Collected data entries:
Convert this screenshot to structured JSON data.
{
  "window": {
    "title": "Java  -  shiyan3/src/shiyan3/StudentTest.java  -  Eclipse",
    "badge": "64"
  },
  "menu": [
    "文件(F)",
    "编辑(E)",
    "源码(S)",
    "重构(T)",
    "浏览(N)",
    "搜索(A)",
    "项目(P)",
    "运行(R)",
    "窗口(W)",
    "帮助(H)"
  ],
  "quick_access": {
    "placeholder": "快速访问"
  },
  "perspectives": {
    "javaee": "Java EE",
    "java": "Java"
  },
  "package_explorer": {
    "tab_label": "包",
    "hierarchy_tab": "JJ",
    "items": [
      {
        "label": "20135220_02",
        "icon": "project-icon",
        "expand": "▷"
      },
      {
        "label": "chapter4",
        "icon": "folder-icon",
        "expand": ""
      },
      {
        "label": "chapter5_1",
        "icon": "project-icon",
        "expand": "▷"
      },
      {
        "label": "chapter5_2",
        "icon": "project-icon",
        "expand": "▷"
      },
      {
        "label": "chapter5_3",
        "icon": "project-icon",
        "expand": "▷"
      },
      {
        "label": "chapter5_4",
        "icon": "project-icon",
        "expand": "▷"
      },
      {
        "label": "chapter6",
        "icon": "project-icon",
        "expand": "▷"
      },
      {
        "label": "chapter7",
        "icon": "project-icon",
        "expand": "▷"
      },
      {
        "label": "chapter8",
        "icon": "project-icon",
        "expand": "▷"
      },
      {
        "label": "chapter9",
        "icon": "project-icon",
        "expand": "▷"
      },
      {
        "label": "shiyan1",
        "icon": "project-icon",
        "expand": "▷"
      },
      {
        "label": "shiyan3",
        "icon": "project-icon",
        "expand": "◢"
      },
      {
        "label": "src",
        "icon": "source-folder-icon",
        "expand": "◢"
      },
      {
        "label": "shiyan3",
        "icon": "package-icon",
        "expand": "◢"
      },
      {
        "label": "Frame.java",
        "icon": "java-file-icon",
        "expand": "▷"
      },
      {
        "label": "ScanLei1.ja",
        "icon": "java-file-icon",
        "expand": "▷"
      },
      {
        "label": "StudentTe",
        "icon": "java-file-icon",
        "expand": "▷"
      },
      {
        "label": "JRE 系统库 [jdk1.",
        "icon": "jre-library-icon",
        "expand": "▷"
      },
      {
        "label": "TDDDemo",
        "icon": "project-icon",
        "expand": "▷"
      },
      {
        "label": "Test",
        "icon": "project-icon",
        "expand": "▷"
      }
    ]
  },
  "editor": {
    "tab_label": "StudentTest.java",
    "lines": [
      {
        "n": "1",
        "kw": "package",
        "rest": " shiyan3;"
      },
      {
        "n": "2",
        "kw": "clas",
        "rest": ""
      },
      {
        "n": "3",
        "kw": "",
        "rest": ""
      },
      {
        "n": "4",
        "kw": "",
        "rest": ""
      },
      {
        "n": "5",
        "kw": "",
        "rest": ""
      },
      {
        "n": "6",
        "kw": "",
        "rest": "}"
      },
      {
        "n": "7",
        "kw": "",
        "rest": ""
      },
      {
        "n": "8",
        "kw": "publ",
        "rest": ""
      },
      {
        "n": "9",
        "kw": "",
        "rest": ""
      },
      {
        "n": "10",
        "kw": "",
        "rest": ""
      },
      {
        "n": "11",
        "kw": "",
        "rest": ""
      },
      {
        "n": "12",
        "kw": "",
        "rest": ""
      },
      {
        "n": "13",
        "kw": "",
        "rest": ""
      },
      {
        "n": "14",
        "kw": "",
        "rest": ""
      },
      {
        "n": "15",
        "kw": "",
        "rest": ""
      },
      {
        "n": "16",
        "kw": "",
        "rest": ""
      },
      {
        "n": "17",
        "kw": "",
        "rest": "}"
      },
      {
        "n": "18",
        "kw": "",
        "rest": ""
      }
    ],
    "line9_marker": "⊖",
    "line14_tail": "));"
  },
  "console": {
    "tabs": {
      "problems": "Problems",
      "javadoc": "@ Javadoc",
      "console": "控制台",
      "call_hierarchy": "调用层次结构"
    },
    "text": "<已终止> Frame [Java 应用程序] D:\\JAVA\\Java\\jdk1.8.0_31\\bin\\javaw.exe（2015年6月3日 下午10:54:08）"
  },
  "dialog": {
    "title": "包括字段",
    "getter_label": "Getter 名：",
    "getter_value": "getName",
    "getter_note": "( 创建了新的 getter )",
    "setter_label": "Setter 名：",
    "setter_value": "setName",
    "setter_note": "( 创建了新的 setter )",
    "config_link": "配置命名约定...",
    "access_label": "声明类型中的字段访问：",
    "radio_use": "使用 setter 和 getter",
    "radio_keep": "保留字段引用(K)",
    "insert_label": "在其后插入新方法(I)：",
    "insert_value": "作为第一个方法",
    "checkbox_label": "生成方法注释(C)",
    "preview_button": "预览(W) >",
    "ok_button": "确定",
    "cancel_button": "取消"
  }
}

■ GIVEN EXERCISE ■
Copy out every line holding the string "创建了新的".

■ RESPONSE FOR THIS EXERCISE ■
    "getter_note": "( 创建了新的 getter )",
    "setter_note": "( 创建了新的 setter )",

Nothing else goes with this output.